Entries taken from a collection
※

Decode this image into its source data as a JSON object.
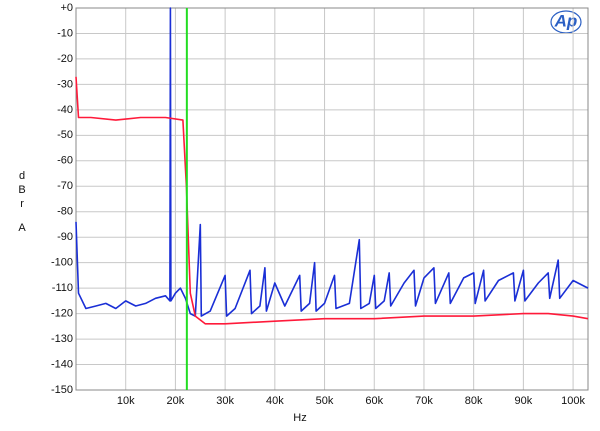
{
  "chart_data": {
    "type": "line",
    "logo": "Ap",
    "xlabel": "Hz",
    "ylabel": "dBr",
    "ylabel_unit": "A",
    "xlim": [
      0,
      103000
    ],
    "ylim": [
      -150,
      0
    ],
    "xticks": [
      {
        "value": 10000,
        "label": "10k"
      },
      {
        "value": 20000,
        "label": "20k"
      },
      {
        "value": 30000,
        "label": "30k"
      },
      {
        "value": 40000,
        "label": "40k"
      },
      {
        "value": 50000,
        "label": "50k"
      },
      {
        "value": 60000,
        "label": "60k"
      },
      {
        "value": 70000,
        "label": "70k"
      },
      {
        "value": 80000,
        "label": "80k"
      },
      {
        "value": 90000,
        "label": "90k"
      },
      {
        "value": 100000,
        "label": "100k"
      }
    ],
    "yticks": [
      {
        "value": 0,
        "label": "+0"
      },
      -10,
      -20,
      -30,
      -40,
      -50,
      -60,
      -70,
      -80,
      -90,
      -100,
      -110,
      -120,
      -130,
      -140,
      -150
    ],
    "grid": true,
    "markers": [
      {
        "x": 22300,
        "color": "#22dd22"
      }
    ],
    "series": [
      {
        "color": "#1a2fd6",
        "x": [
          0,
          500,
          2000,
          4000,
          6000,
          8000,
          10000,
          12000,
          14000,
          16000,
          18000,
          18900,
          19000,
          19100,
          20000,
          21000,
          22000,
          23000,
          24000,
          25000,
          25200,
          27000,
          30000,
          30300,
          32000,
          35000,
          35300,
          37000,
          38000,
          38300,
          40000,
          42000,
          45000,
          45300,
          47000,
          48000,
          48300,
          50000,
          52000,
          52300,
          55000,
          57000,
          57300,
          59000,
          60000,
          60300,
          62000,
          63000,
          63300,
          66000,
          68000,
          68300,
          70000,
          72000,
          72300,
          75000,
          75300,
          78000,
          80000,
          80300,
          82000,
          82300,
          85000,
          88000,
          88300,
          90000,
          90300,
          93000,
          95000,
          95300,
          97000,
          97300,
          100000,
          103000
        ],
        "values": [
          -84,
          -112,
          -118,
          -117,
          -116,
          -118,
          -115,
          -117,
          -116,
          -114,
          -113,
          -115,
          0,
          -115,
          -112,
          -110,
          -114,
          -120,
          -121,
          -85,
          -121,
          -119,
          -105,
          -121,
          -118,
          -103,
          -120,
          -117,
          -102,
          -119,
          -108,
          -117,
          -105,
          -119,
          -116,
          -100,
          -119,
          -116,
          -105,
          -118,
          -116,
          -91,
          -118,
          -116,
          -105,
          -118,
          -115,
          -104,
          -117,
          -108,
          -103,
          -117,
          -106,
          -102,
          -116,
          -104,
          -116,
          -106,
          -104,
          -116,
          -103,
          -115,
          -107,
          -104,
          -115,
          -103,
          -115,
          -108,
          -104,
          -114,
          -99,
          -114,
          -107,
          -110
        ]
      },
      {
        "color": "#ff1a3a",
        "x": [
          0,
          500,
          3000,
          8000,
          13000,
          18000,
          21500,
          22200,
          23000,
          24000,
          26000,
          30000,
          40000,
          50000,
          60000,
          70000,
          80000,
          90000,
          95000,
          100000,
          103000
        ],
        "values": [
          -27,
          -43,
          -43,
          -44,
          -43,
          -43,
          -44,
          -70,
          -112,
          -121,
          -124,
          -124,
          -123,
          -122,
          -122,
          -121,
          -121,
          -120,
          -120,
          -121,
          -122
        ]
      }
    ]
  }
}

※

**What the exercise asks**
Repeat verbatim all the material, but not the pictures.

**Answer to this task**
Decode this image into its source data as a JSON object.
{
  "chart_data": {
    "type": "line",
    "logo": "Ap",
    "xlabel": "Hz",
    "ylabel": "dBr",
    "ylabel_unit": "A",
    "xlim": [
      0,
      103000
    ],
    "ylim": [
      -150,
      0
    ],
    "xticks": [
      {
        "value": 10000,
        "label": "10k"
      },
      {
        "value": 20000,
        "label": "20k"
      },
      {
        "value": 30000,
        "label": "30k"
      },
      {
        "value": 40000,
        "label": "40k"
      },
      {
        "value": 50000,
        "label": "50k"
      },
      {
        "value": 60000,
        "label": "60k"
      },
      {
        "value": 70000,
        "label": "70k"
      },
      {
        "value": 80000,
        "label": "80k"
      },
      {
        "value": 90000,
        "label": "90k"
      },
      {
        "value": 100000,
        "label": "100k"
      }
    ],
    "yticks": [
      {
        "value": 0,
        "label": "+0"
      },
      -10,
      -20,
      -30,
      -40,
      -50,
      -60,
      -70,
      -80,
      -90,
      -100,
      -110,
      -120,
      -130,
      -140,
      -150
    ],
    "grid": true,
    "markers": [
      {
        "x": 22300,
        "color": "#22dd22"
      }
    ],
    "series": [
      {
        "color": "#1a2fd6",
        "x": [
          0,
          500,
          2000,
          4000,
          6000,
          8000,
          10000,
          12000,
          14000,
          16000,
          18000,
          18900,
          19000,
          19100,
          20000,
          21000,
          22000,
          23000,
          24000,
          25000,
          25200,
          27000,
          30000,
          30300,
          32000,
          35000,
          35300,
          37000,
          38000,
          38300,
          40000,
          42000,
          45000,
          45300,
          47000,
          48000,
          48300,
          50000,
          52000,
          52300,
          55000,
          57000,
          57300,
          59000,
          60000,
          60300,
          62000,
          63000,
          63300,
          66000,
          68000,
          68300,
          70000,
          72000,
          72300,
          75000,
          75300,
          78000,
          80000,
          80300,
          82000,
          82300,
          85000,
          88000,
          88300,
          90000,
          90300,
          93000,
          95000,
          95300,
          97000,
          97300,
          100000,
          103000
        ],
        "values": [
          -84,
          -112,
          -118,
          -117,
          -116,
          -118,
          -115,
          -117,
          -116,
          -114,
          -113,
          -115,
          0,
          -115,
          -112,
          -110,
          -114,
          -120,
          -121,
          -85,
          -121,
          -119,
          -105,
          -121,
          -118,
          -103,
          -120,
          -117,
          -102,
          -119,
          -108,
          -117,
          -105,
          -119,
          -116,
          -100,
          -119,
          -116,
          -105,
          -118,
          -116,
          -91,
          -118,
          -116,
          -105,
          -118,
          -115,
          -104,
          -117,
          -108,
          -103,
          -117,
          -106,
          -102,
          -116,
          -104,
          -116,
          -106,
          -104,
          -116,
          -103,
          -115,
          -107,
          -104,
          -115,
          -103,
          -115,
          -108,
          -104,
          -114,
          -99,
          -114,
          -107,
          -110
        ]
      },
      {
        "color": "#ff1a3a",
        "x": [
          0,
          500,
          3000,
          8000,
          13000,
          18000,
          21500,
          22200,
          23000,
          24000,
          26000,
          30000,
          40000,
          50000,
          60000,
          70000,
          80000,
          90000,
          95000,
          100000,
          103000
        ],
        "values": [
          -27,
          -43,
          -43,
          -44,
          -43,
          -43,
          -44,
          -70,
          -112,
          -121,
          -124,
          -124,
          -123,
          -122,
          -122,
          -121,
          -121,
          -120,
          -120,
          -121,
          -122
        ]
      }
    ]
  }
}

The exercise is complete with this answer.